- **Problem details**
Retype the lines that start at the one containing "list-item: 2. Introducir" and end after the one containing "list-item: 1. Descolgar", with no changes.

- **Data provided**
◇ ◇ ◇ ◇ ◇

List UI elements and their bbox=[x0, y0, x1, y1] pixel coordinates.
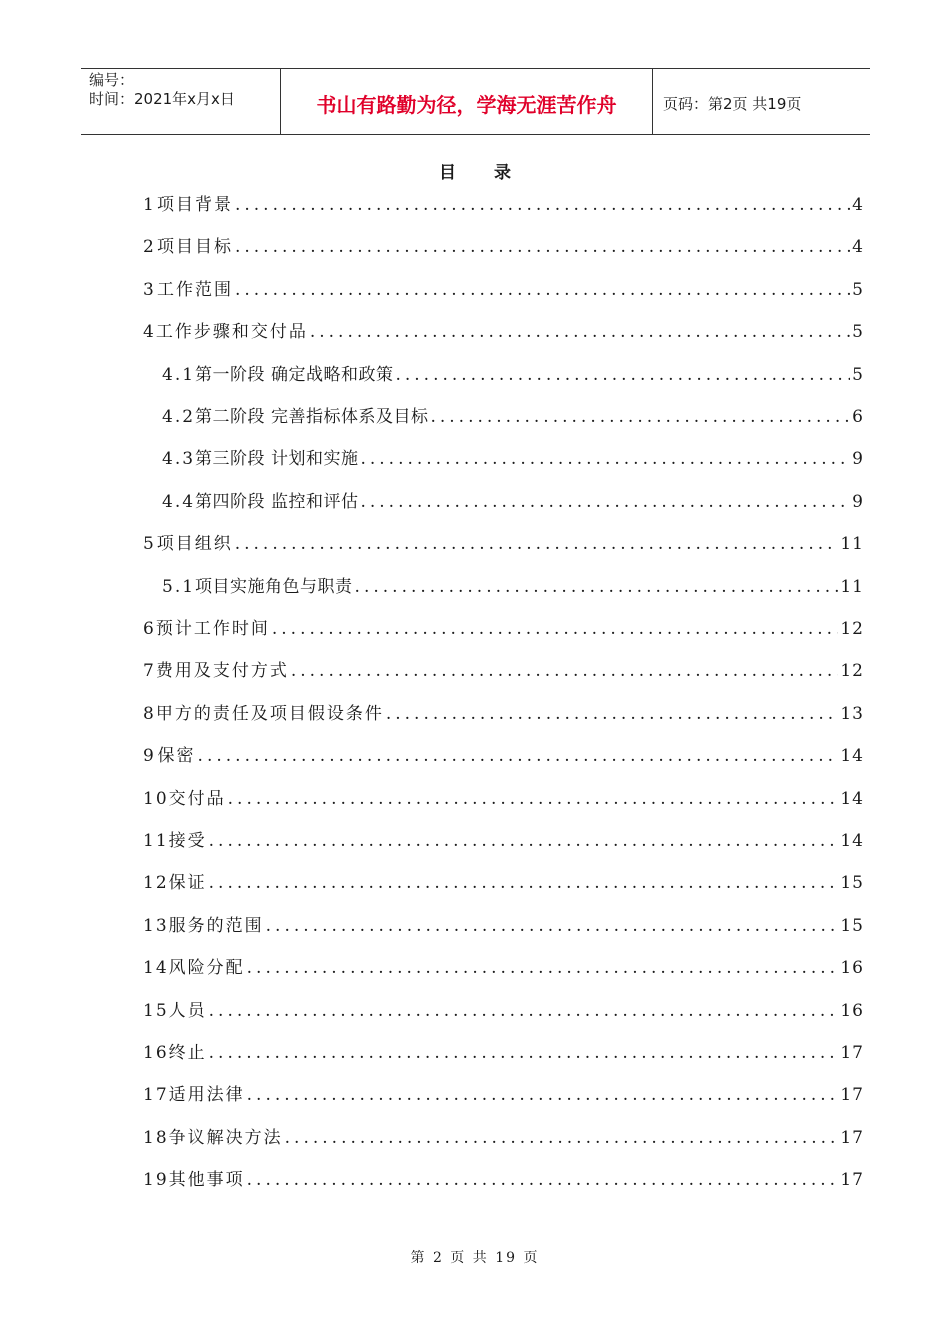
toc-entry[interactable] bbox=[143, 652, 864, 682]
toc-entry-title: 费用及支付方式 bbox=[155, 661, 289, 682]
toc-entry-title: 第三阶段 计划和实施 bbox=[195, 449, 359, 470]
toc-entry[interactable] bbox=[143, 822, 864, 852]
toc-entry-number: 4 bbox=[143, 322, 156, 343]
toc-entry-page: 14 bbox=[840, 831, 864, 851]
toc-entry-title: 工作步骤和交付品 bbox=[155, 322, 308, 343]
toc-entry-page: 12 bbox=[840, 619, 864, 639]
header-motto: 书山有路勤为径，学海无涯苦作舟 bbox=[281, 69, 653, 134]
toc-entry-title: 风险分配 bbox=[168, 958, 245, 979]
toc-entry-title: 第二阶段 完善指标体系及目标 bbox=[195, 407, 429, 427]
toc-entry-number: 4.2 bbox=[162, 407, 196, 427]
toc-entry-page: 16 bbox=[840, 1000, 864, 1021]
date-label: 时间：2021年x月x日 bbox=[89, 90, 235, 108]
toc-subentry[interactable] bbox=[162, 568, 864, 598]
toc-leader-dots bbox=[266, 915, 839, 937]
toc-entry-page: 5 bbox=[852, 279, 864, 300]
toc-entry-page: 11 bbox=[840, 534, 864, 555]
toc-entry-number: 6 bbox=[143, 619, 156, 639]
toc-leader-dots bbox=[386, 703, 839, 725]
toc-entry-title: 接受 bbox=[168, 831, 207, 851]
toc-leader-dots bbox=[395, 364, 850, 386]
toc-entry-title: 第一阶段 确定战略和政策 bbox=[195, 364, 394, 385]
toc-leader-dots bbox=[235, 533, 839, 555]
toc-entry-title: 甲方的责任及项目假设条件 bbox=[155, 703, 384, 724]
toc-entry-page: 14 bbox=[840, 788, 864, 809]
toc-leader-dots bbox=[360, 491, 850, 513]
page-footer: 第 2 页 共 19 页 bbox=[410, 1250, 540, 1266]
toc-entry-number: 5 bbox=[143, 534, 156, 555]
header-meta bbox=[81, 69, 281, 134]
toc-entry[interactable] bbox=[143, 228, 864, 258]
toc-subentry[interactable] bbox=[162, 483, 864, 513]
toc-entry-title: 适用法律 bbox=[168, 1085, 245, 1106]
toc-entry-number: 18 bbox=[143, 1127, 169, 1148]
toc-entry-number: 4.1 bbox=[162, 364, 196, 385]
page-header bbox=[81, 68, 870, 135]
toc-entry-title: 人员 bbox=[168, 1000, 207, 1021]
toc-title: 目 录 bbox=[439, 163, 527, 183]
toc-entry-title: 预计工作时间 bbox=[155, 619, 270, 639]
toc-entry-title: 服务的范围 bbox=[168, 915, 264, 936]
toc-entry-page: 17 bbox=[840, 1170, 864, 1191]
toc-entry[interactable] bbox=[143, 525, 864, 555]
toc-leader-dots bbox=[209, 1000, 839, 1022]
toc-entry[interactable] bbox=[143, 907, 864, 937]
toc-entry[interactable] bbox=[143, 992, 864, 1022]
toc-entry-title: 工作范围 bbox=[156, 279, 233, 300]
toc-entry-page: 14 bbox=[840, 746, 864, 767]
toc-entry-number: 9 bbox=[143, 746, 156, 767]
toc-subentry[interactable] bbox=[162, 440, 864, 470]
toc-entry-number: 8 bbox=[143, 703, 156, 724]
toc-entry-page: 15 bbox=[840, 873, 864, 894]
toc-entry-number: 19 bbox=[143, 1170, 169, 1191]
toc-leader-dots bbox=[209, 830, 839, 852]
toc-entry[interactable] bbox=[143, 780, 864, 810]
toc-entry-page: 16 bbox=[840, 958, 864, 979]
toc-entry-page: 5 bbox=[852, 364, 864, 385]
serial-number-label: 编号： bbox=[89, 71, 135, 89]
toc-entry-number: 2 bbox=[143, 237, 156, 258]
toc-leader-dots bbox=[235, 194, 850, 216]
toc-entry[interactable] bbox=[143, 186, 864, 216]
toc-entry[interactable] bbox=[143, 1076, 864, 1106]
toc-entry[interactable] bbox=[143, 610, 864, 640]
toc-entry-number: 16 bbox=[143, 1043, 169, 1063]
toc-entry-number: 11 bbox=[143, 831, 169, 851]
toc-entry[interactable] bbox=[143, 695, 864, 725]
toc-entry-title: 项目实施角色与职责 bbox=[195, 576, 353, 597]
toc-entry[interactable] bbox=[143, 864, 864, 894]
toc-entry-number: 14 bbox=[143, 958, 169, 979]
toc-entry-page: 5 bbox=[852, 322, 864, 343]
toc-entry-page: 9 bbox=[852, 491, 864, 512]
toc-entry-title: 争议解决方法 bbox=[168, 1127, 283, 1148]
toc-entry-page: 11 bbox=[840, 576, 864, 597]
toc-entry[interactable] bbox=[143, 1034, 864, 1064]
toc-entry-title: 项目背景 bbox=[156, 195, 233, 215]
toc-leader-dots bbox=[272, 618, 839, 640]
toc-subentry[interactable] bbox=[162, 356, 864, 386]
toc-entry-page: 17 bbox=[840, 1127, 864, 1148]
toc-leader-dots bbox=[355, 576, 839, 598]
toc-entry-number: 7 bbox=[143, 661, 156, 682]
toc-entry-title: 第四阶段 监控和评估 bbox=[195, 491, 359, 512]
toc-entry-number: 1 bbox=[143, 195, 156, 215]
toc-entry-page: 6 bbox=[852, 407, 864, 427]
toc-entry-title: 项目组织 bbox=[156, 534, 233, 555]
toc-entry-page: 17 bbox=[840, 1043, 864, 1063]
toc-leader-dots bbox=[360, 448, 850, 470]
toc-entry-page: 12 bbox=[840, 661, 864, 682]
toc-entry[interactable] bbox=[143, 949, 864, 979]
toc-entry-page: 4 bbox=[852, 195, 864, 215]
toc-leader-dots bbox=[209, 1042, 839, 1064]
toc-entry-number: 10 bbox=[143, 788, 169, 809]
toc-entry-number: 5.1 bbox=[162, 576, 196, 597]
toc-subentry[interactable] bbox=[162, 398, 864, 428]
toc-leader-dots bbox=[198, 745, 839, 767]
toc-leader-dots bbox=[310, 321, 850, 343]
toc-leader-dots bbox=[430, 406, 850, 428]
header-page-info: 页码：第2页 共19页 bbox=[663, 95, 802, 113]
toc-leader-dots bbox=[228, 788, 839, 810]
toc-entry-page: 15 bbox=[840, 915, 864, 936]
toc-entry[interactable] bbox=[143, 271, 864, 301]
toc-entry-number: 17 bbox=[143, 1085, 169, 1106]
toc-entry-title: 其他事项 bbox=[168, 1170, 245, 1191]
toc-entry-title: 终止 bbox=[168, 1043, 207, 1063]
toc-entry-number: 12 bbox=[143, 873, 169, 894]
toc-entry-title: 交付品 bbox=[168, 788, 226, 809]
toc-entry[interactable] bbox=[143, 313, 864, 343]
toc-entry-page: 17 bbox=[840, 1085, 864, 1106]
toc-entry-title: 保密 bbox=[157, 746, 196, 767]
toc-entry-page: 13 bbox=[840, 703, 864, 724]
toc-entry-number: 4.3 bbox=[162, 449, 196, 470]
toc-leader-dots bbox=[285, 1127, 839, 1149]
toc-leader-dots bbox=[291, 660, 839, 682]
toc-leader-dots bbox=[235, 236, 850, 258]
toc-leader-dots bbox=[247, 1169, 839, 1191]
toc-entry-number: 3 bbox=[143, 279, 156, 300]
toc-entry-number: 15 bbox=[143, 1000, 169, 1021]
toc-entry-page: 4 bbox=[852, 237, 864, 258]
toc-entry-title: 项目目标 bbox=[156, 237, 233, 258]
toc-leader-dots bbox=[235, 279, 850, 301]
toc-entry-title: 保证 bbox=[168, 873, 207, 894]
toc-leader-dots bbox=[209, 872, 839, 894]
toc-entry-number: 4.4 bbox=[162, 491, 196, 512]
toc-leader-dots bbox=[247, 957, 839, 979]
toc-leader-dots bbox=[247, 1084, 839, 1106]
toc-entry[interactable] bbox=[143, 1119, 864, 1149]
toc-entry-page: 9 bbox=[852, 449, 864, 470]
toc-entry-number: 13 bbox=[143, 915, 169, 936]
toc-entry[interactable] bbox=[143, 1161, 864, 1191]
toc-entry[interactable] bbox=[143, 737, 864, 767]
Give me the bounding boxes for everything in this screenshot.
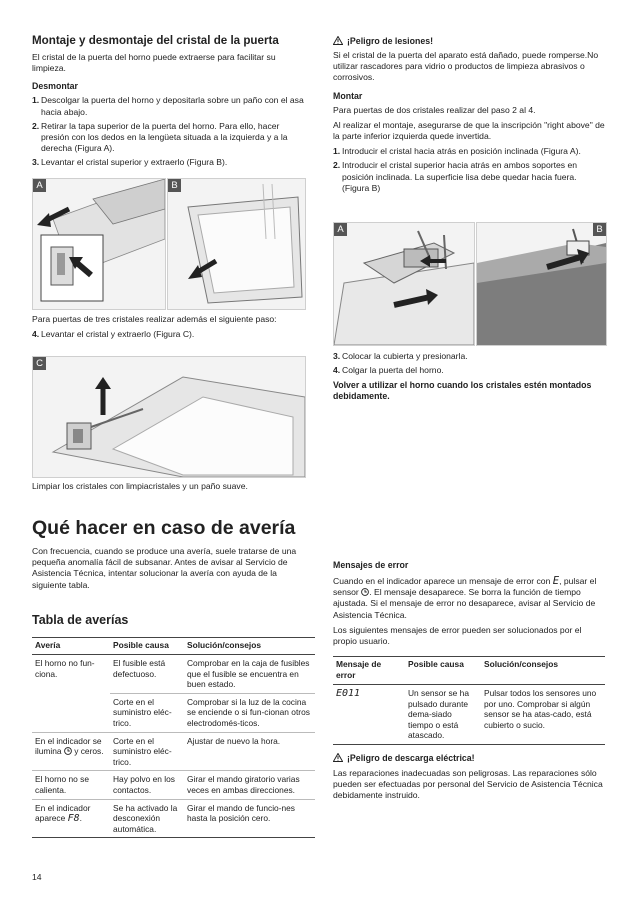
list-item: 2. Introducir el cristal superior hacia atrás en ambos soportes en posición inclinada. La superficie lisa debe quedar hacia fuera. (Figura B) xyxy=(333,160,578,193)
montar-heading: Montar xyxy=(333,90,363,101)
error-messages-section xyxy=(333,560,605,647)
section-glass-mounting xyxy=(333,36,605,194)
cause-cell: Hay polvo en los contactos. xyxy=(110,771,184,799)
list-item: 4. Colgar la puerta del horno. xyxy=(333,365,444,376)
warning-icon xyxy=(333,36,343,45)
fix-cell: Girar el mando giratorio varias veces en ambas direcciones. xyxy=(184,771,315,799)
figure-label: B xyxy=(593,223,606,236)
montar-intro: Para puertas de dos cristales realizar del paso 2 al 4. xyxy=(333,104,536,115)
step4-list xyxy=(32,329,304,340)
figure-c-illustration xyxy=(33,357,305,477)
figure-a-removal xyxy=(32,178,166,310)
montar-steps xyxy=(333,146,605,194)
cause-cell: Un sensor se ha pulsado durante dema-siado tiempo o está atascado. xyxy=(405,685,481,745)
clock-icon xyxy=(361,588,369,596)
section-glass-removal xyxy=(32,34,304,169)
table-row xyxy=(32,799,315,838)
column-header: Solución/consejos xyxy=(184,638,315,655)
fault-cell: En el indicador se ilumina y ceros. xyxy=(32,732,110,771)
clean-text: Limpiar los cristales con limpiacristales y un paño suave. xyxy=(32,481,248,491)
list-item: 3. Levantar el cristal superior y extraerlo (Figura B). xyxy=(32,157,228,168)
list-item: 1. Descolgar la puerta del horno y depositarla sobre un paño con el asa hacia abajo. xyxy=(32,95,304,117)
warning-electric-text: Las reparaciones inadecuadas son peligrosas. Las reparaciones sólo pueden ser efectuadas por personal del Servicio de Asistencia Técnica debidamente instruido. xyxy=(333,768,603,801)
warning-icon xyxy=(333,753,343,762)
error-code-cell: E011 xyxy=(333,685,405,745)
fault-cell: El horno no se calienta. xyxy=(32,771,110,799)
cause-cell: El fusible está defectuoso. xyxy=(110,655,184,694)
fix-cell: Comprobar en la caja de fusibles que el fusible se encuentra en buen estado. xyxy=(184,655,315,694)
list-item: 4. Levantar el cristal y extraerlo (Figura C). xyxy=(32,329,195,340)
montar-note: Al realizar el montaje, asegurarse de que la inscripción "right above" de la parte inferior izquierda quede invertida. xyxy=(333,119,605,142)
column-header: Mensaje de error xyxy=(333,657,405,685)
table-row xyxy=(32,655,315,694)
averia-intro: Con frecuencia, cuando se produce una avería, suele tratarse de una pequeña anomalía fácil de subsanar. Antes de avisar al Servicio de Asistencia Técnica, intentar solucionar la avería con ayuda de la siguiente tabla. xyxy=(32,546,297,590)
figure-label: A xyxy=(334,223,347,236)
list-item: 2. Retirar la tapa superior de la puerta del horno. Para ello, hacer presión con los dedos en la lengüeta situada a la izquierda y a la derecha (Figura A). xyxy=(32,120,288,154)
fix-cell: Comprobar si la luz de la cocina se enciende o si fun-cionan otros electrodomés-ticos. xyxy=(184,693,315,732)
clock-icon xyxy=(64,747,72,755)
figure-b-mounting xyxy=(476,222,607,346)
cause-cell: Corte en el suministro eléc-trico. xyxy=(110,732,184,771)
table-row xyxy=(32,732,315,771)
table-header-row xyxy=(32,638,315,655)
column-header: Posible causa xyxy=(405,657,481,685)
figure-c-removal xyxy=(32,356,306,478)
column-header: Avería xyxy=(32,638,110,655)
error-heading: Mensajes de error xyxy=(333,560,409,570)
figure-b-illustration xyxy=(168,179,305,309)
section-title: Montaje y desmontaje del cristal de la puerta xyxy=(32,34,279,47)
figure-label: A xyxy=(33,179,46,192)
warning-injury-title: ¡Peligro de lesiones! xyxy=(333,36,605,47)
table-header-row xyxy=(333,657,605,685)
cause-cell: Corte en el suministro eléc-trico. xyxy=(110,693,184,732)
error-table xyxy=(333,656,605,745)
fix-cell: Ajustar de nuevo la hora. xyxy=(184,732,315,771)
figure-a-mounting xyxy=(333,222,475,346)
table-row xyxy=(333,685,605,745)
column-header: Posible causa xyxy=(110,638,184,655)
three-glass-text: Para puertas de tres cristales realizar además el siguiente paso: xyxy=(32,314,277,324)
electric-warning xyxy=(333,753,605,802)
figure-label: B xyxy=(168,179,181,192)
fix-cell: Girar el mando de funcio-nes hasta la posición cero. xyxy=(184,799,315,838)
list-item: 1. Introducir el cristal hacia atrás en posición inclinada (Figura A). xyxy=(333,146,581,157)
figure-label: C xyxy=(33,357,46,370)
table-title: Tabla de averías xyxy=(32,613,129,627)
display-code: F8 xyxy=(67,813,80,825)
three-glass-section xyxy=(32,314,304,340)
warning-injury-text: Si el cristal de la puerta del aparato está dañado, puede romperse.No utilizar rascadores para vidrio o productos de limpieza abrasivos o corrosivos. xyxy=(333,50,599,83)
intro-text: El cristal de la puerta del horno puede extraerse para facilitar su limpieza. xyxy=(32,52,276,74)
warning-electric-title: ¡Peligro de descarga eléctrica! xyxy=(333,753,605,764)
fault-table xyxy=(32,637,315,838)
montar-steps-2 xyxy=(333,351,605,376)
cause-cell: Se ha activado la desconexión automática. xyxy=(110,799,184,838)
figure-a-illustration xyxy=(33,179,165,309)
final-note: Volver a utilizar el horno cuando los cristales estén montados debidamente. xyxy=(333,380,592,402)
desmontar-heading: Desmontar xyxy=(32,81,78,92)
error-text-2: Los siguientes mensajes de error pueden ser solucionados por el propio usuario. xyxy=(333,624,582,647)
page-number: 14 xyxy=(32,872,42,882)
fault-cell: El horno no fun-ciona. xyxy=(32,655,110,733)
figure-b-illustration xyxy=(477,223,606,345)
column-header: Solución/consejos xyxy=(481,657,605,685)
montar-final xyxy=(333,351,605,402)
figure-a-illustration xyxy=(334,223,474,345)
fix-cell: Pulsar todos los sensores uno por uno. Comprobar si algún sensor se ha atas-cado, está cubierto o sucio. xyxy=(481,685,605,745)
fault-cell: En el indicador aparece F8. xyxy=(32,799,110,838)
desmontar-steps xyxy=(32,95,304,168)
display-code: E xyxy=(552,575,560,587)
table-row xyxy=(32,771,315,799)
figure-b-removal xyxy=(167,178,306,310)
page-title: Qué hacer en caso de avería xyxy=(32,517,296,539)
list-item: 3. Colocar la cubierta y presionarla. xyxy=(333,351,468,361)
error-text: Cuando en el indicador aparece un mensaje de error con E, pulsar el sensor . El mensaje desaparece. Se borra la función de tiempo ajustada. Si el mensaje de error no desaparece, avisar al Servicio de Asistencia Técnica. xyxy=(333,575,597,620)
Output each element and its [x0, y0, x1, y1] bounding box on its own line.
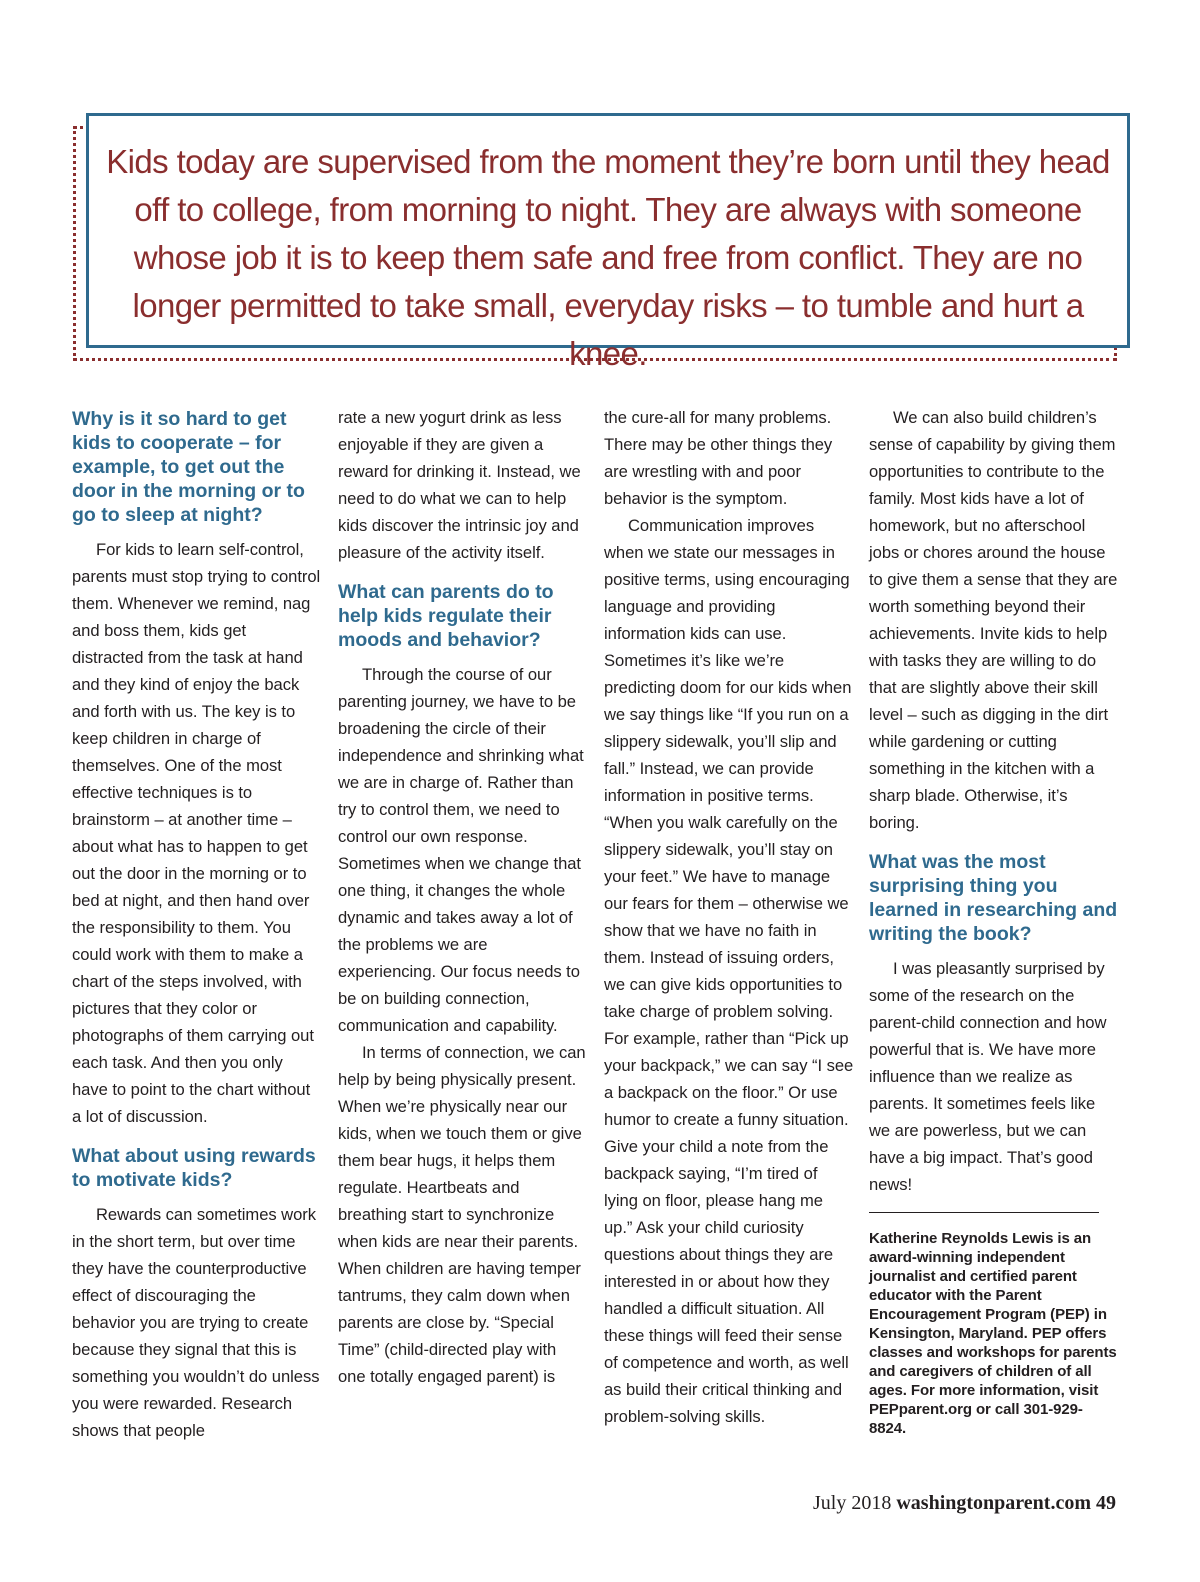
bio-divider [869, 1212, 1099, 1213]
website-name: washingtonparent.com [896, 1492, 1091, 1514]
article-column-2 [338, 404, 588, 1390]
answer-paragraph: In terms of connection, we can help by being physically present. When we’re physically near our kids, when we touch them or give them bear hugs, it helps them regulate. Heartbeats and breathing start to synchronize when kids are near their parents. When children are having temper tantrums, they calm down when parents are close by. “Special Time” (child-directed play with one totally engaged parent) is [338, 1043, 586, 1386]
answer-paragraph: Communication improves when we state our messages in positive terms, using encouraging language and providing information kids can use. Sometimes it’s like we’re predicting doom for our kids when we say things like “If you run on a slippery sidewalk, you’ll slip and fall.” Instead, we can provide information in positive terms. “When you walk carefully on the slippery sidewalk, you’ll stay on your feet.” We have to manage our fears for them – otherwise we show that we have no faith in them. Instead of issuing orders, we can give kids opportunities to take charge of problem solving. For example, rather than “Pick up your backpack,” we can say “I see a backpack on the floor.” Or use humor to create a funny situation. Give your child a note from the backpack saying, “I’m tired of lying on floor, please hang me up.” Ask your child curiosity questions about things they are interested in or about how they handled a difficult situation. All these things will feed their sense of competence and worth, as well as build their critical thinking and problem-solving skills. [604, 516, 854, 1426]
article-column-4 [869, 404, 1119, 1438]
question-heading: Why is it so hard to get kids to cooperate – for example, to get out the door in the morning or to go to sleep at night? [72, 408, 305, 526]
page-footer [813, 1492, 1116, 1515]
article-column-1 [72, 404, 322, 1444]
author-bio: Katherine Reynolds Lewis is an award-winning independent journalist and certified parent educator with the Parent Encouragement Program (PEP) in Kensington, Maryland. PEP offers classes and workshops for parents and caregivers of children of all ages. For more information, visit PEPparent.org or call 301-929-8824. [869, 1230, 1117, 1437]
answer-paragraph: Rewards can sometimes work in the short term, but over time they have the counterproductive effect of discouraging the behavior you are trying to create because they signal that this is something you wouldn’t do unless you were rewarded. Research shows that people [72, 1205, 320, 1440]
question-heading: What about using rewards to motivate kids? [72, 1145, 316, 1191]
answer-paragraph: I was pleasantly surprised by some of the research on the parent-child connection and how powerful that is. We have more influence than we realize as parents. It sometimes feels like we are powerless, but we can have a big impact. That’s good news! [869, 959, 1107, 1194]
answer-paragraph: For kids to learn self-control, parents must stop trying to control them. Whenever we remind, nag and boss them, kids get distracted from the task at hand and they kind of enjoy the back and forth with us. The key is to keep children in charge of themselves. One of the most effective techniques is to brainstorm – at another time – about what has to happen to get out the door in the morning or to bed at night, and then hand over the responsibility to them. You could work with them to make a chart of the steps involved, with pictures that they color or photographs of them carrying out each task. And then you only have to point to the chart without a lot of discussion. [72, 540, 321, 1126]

◇ ◇ ◇ ◇ ◇

- **Result of this task**
list-item: 2. Introducir el cristal superior hacia atrás en ambos soportes en posición inclinada. La superficie lisa debe quedar hacia fuera. (Figura B) xyxy=(333,160,578,193)
montar-heading: Montar xyxy=(333,90,363,101)
error-messages-section xyxy=(333,560,605,647)
section-glass-mounting xyxy=(333,36,605,194)
cause-cell: Hay polvo en los contactos. xyxy=(110,771,184,799)
list-item: 4. Colgar la puerta del horno. xyxy=(333,365,444,376)
warning-icon xyxy=(333,36,343,45)
fix-cell: Girar el mando giratorio varias veces en ambas direcciones. xyxy=(184,771,315,799)
figure-label: B xyxy=(593,223,606,236)
montar-intro: Para puertas de dos cristales realizar del paso 2 al 4. xyxy=(333,104,536,115)
step4-list xyxy=(32,329,304,340)
figure-c-illustration xyxy=(33,357,305,477)
figure-a-removal xyxy=(32,178,166,310)
montar-steps xyxy=(333,146,605,194)
cause-cell: Un sensor se ha pulsado durante dema-siado tiempo o está atascado. xyxy=(405,685,481,745)
clock-icon xyxy=(361,588,369,596)
section-glass-removal xyxy=(32,34,304,169)
table-row xyxy=(32,799,315,838)
column-header: Solución/consejos xyxy=(184,638,315,655)
fault-cell: En el indicador se ilumina y ceros. xyxy=(32,732,110,771)
clean-text: Limpiar los cristales con limpiacristales y un paño suave. xyxy=(32,481,248,491)
list-item: 3. Levantar el cristal superior y extraerlo (Figura B). xyxy=(32,157,228,168)
list-item: 1. Descolgar la puerta del horno y depositarla sobre un paño con el asa hacia abajo. xyxy=(32,95,304,117)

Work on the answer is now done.